■ **Input data**:

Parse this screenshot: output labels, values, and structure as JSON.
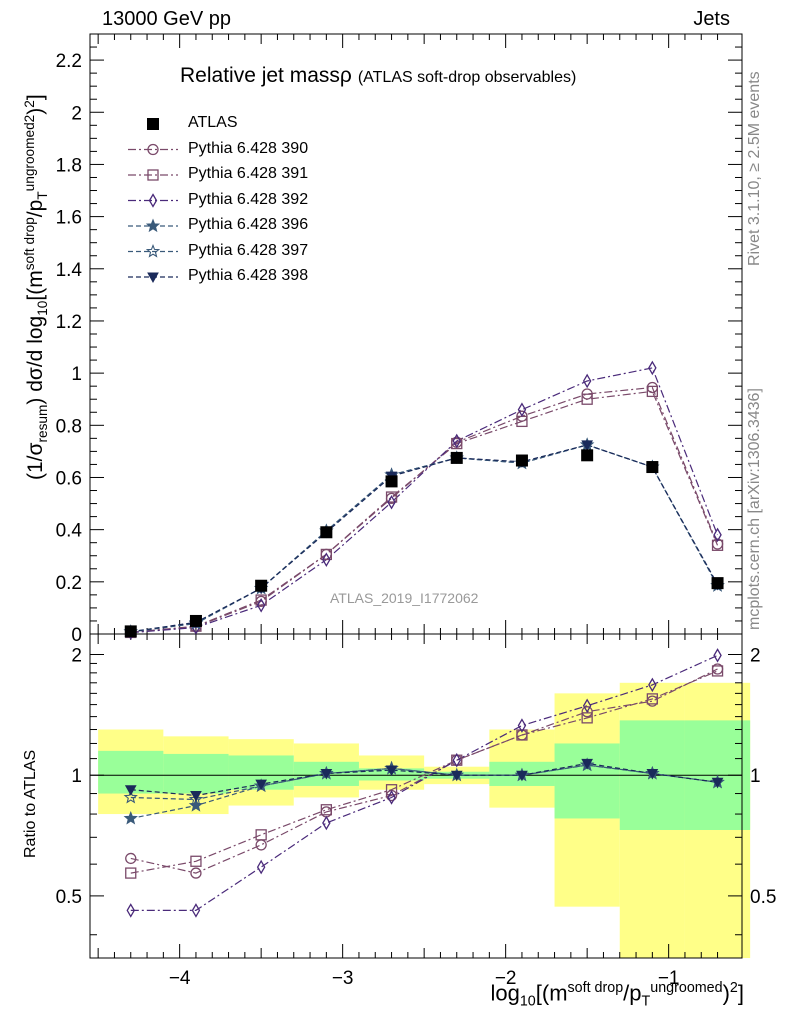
{
  "header": {
    "left": "13000 GeV pp",
    "right": "Jets"
  },
  "side_labels": {
    "rivet": "Rivet 3.1.10, ≥ 2.5M events",
    "mcplots": "mcplots.cern.ch [arXiv:1306.3436]"
  },
  "title": {
    "main": "Relative jet massρ",
    "sub": "(ATLAS soft-drop observables)"
  },
  "analysis_label": "ATLAS_2019_I1772062",
  "ylabel_main": {
    "a": "(1/σ",
    "b": "resum",
    "c": ") dσ/d log",
    "d": "10",
    "e": "[(m",
    "f": "soft drop",
    "g": "/p",
    "h": "T",
    "i": "ungroomed",
    "j": "2",
    "k": ")",
    "l": "2",
    "m": "]"
  },
  "ylabel_ratio": "Ratio to ATLAS",
  "xlabel": {
    "a": "log",
    "b": "10",
    "c": "[(m",
    "d": "soft drop",
    "e": "/p",
    "f": "T",
    "g": "ungroomed",
    "h": ")",
    "i": "2",
    "j": "]"
  },
  "colors": {
    "atlas": "#000000",
    "p390": "#7a4a6a",
    "p391": "#7a4a6a",
    "p392": "#4a2a7a",
    "p396": "#3a5a7a",
    "p397": "#3a5a7a",
    "p398": "#1a2a5a",
    "band_inner": "#99ff99",
    "band_outer": "#ffff88"
  },
  "chart_data": {
    "type": "line",
    "main": {
      "xlim": [
        -4.55,
        -0.55
      ],
      "ylim": [
        0,
        2.3
      ],
      "yticks": [
        0,
        0.2,
        0.4,
        0.6,
        0.8,
        1,
        1.2,
        1.4,
        1.6,
        1.8,
        2,
        2.2
      ],
      "ytick_labels": [
        "0",
        "0.2",
        "0.4",
        "0.6",
        "0.8",
        "1",
        "1.2",
        "1.4",
        "1.6",
        "1.8",
        "2",
        "2.2"
      ]
    },
    "ratio": {
      "ylim": [
        0.35,
        2.25
      ],
      "yticks": [
        0.5,
        1,
        2
      ],
      "ytick_labels": [
        "0.5",
        "1",
        "2"
      ]
    },
    "xticks": [
      -4,
      -3,
      -2,
      -1
    ],
    "xtick_labels": [
      "−4",
      "−3",
      "−2",
      "−1"
    ],
    "bin_edges": [
      -4.5,
      -4.1,
      -3.7,
      -3.3,
      -2.9,
      -2.5,
      -2.1,
      -1.7,
      -1.3,
      -0.9,
      -0.5
    ],
    "x": [
      -4.3,
      -3.9,
      -3.5,
      -3.1,
      -2.7,
      -2.3,
      -1.9,
      -1.5,
      -1.1,
      -0.7
    ],
    "atlas": {
      "name": "ATLAS",
      "values": [
        0.01,
        0.05,
        0.185,
        0.39,
        0.585,
        0.675,
        0.665,
        0.685,
        0.64,
        0.195
      ]
    },
    "band_inner": [
      [
        0.9,
        1.15
      ],
      [
        0.9,
        1.13
      ],
      [
        0.92,
        1.12
      ],
      [
        0.94,
        1.08
      ],
      [
        0.97,
        1.04
      ],
      [
        0.98,
        1.02
      ],
      [
        0.94,
        1.08
      ],
      [
        0.78,
        1.2
      ],
      [
        0.73,
        1.37
      ],
      [
        0.73,
        1.37
      ]
    ],
    "band_outer": [
      [
        0.8,
        1.3
      ],
      [
        0.8,
        1.25
      ],
      [
        0.84,
        1.23
      ],
      [
        0.88,
        1.2
      ],
      [
        0.92,
        1.12
      ],
      [
        0.95,
        1.05
      ],
      [
        0.83,
        1.3
      ],
      [
        0.47,
        1.6
      ],
      [
        0.35,
        1.7
      ],
      [
        0.35,
        1.7
      ]
    ],
    "series": [
      {
        "name": "Pythia 6.428 390",
        "key": "p390",
        "marker": "circle",
        "dash": "8,3,2,3",
        "values": [
          0.006,
          0.028,
          0.125,
          0.305,
          0.52,
          0.735,
          0.835,
          0.92,
          0.945,
          0.345
        ],
        "ratio": [
          0.62,
          0.57,
          0.67,
          0.81,
          0.89,
          1.09,
          1.26,
          1.44,
          1.53,
          1.84
        ]
      },
      {
        "name": "Pythia 6.428 391",
        "key": "p391",
        "marker": "square",
        "dash": "8,3,2,3",
        "values": [
          0.006,
          0.03,
          0.13,
          0.305,
          0.525,
          0.73,
          0.815,
          0.9,
          0.93,
          0.34
        ],
        "ratio": [
          0.57,
          0.61,
          0.71,
          0.82,
          0.92,
          1.09,
          1.26,
          1.39,
          1.55,
          1.82
        ]
      },
      {
        "name": "Pythia 6.428 392",
        "key": "p392",
        "marker": "diamond",
        "dash": "8,3,2,3",
        "values": [
          0.005,
          0.025,
          0.11,
          0.285,
          0.505,
          0.74,
          0.86,
          0.97,
          1.02,
          0.38
        ],
        "ratio": [
          0.46,
          0.46,
          0.59,
          0.76,
          0.88,
          1.09,
          1.33,
          1.49,
          1.68,
          1.99
        ]
      },
      {
        "name": "Pythia 6.428 396",
        "key": "p396",
        "marker": "star",
        "dash": "5,3",
        "values": [
          0.008,
          0.04,
          0.175,
          0.395,
          0.61,
          0.675,
          0.655,
          0.725,
          0.64,
          0.185
        ],
        "ratio": [
          0.78,
          0.84,
          0.94,
          1.01,
          1.04,
          1.0,
          1.0,
          1.06,
          1.01,
          0.96
        ]
      },
      {
        "name": "Pythia 6.428 397",
        "key": "p397",
        "marker": "star-open",
        "dash": "5,3",
        "values": [
          0.009,
          0.043,
          0.175,
          0.395,
          0.61,
          0.675,
          0.655,
          0.725,
          0.64,
          0.185
        ],
        "ratio": [
          0.88,
          0.87,
          0.94,
          1.01,
          1.04,
          1.0,
          1.0,
          1.06,
          1.01,
          0.96
        ]
      },
      {
        "name": "Pythia 6.428 398",
        "key": "p398",
        "marker": "triangle-down",
        "dash": "5,3",
        "values": [
          0.009,
          0.045,
          0.175,
          0.39,
          0.605,
          0.675,
          0.66,
          0.725,
          0.64,
          0.19
        ],
        "ratio": [
          0.92,
          0.89,
          0.95,
          1.01,
          1.03,
          1.0,
          1.0,
          1.07,
          1.01,
          0.96
        ]
      }
    ]
  }
}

■ **Stated problem**: Repeat the listing in full and exactly. Do not include any images.

■ **Full output**:
Parse this screenshot: output labels, values, and structure as JSON.
{
  "header": {
    "left": "13000 GeV pp",
    "right": "Jets"
  },
  "side_labels": {
    "rivet": "Rivet 3.1.10, ≥ 2.5M events",
    "mcplots": "mcplots.cern.ch [arXiv:1306.3436]"
  },
  "title": {
    "main": "Relative jet massρ",
    "sub": "(ATLAS soft-drop observables)"
  },
  "analysis_label": "ATLAS_2019_I1772062",
  "ylabel_main": {
    "a": "(1/σ",
    "b": "resum",
    "c": ") dσ/d log",
    "d": "10",
    "e": "[(m",
    "f": "soft drop",
    "g": "/p",
    "h": "T",
    "i": "ungroomed",
    "j": "2",
    "k": ")",
    "l": "2",
    "m": "]"
  },
  "ylabel_ratio": "Ratio to ATLAS",
  "xlabel": {
    "a": "log",
    "b": "10",
    "c": "[(m",
    "d": "soft drop",
    "e": "/p",
    "f": "T",
    "g": "ungroomed",
    "h": ")",
    "i": "2",
    "j": "]"
  },
  "colors": {
    "atlas": "#000000",
    "p390": "#7a4a6a",
    "p391": "#7a4a6a",
    "p392": "#4a2a7a",
    "p396": "#3a5a7a",
    "p397": "#3a5a7a",
    "p398": "#1a2a5a",
    "band_inner": "#99ff99",
    "band_outer": "#ffff88"
  },
  "chart_data": {
    "type": "line",
    "main": {
      "xlim": [
        -4.55,
        -0.55
      ],
      "ylim": [
        0,
        2.3
      ],
      "yticks": [
        0,
        0.2,
        0.4,
        0.6,
        0.8,
        1,
        1.2,
        1.4,
        1.6,
        1.8,
        2,
        2.2
      ],
      "ytick_labels": [
        "0",
        "0.2",
        "0.4",
        "0.6",
        "0.8",
        "1",
        "1.2",
        "1.4",
        "1.6",
        "1.8",
        "2",
        "2.2"
      ]
    },
    "ratio": {
      "ylim": [
        0.35,
        2.25
      ],
      "yticks": [
        0.5,
        1,
        2
      ],
      "ytick_labels": [
        "0.5",
        "1",
        "2"
      ]
    },
    "xticks": [
      -4,
      -3,
      -2,
      -1
    ],
    "xtick_labels": [
      "−4",
      "−3",
      "−2",
      "−1"
    ],
    "bin_edges": [
      -4.5,
      -4.1,
      -3.7,
      -3.3,
      -2.9,
      -2.5,
      -2.1,
      -1.7,
      -1.3,
      -0.9,
      -0.5
    ],
    "x": [
      -4.3,
      -3.9,
      -3.5,
      -3.1,
      -2.7,
      -2.3,
      -1.9,
      -1.5,
      -1.1,
      -0.7
    ],
    "atlas": {
      "name": "ATLAS",
      "values": [
        0.01,
        0.05,
        0.185,
        0.39,
        0.585,
        0.675,
        0.665,
        0.685,
        0.64,
        0.195
      ]
    },
    "band_inner": [
      [
        0.9,
        1.15
      ],
      [
        0.9,
        1.13
      ],
      [
        0.92,
        1.12
      ],
      [
        0.94,
        1.08
      ],
      [
        0.97,
        1.04
      ],
      [
        0.98,
        1.02
      ],
      [
        0.94,
        1.08
      ],
      [
        0.78,
        1.2
      ],
      [
        0.73,
        1.37
      ],
      [
        0.73,
        1.37
      ]
    ],
    "band_outer": [
      [
        0.8,
        1.3
      ],
      [
        0.8,
        1.25
      ],
      [
        0.84,
        1.23
      ],
      [
        0.88,
        1.2
      ],
      [
        0.92,
        1.12
      ],
      [
        0.95,
        1.05
      ],
      [
        0.83,
        1.3
      ],
      [
        0.47,
        1.6
      ],
      [
        0.35,
        1.7
      ],
      [
        0.35,
        1.7
      ]
    ],
    "series": [
      {
        "name": "Pythia 6.428 390",
        "key": "p390",
        "marker": "circle",
        "dash": "8,3,2,3",
        "values": [
          0.006,
          0.028,
          0.125,
          0.305,
          0.52,
          0.735,
          0.835,
          0.92,
          0.945,
          0.345
        ],
        "ratio": [
          0.62,
          0.57,
          0.67,
          0.81,
          0.89,
          1.09,
          1.26,
          1.44,
          1.53,
          1.84
        ]
      },
      {
        "name": "Pythia 6.428 391",
        "key": "p391",
        "marker": "square",
        "dash": "8,3,2,3",
        "values": [
          0.006,
          0.03,
          0.13,
          0.305,
          0.525,
          0.73,
          0.815,
          0.9,
          0.93,
          0.34
        ],
        "ratio": [
          0.57,
          0.61,
          0.71,
          0.82,
          0.92,
          1.09,
          1.26,
          1.39,
          1.55,
          1.82
        ]
      },
      {
        "name": "Pythia 6.428 392",
        "key": "p392",
        "marker": "diamond",
        "dash": "8,3,2,3",
        "values": [
          0.005,
          0.025,
          0.11,
          0.285,
          0.505,
          0.74,
          0.86,
          0.97,
          1.02,
          0.38
        ],
        "ratio": [
          0.46,
          0.46,
          0.59,
          0.76,
          0.88,
          1.09,
          1.33,
          1.49,
          1.68,
          1.99
        ]
      },
      {
        "name": "Pythia 6.428 396",
        "key": "p396",
        "marker": "star",
        "dash": "5,3",
        "values": [
          0.008,
          0.04,
          0.175,
          0.395,
          0.61,
          0.675,
          0.655,
          0.725,
          0.64,
          0.185
        ],
        "ratio": [
          0.78,
          0.84,
          0.94,
          1.01,
          1.04,
          1.0,
          1.0,
          1.06,
          1.01,
          0.96
        ]
      },
      {
        "name": "Pythia 6.428 397",
        "key": "p397",
        "marker": "star-open",
        "dash": "5,3",
        "values": [
          0.009,
          0.043,
          0.175,
          0.395,
          0.61,
          0.675,
          0.655,
          0.725,
          0.64,
          0.185
        ],
        "ratio": [
          0.88,
          0.87,
          0.94,
          1.01,
          1.04,
          1.0,
          1.0,
          1.06,
          1.01,
          0.96
        ]
      },
      {
        "name": "Pythia 6.428 398",
        "key": "p398",
        "marker": "triangle-down",
        "dash": "5,3",
        "values": [
          0.009,
          0.045,
          0.175,
          0.39,
          0.605,
          0.675,
          0.66,
          0.725,
          0.64,
          0.19
        ],
        "ratio": [
          0.92,
          0.89,
          0.95,
          1.01,
          1.03,
          1.0,
          1.0,
          1.07,
          1.01,
          0.96
        ]
      }
    ]
  }
}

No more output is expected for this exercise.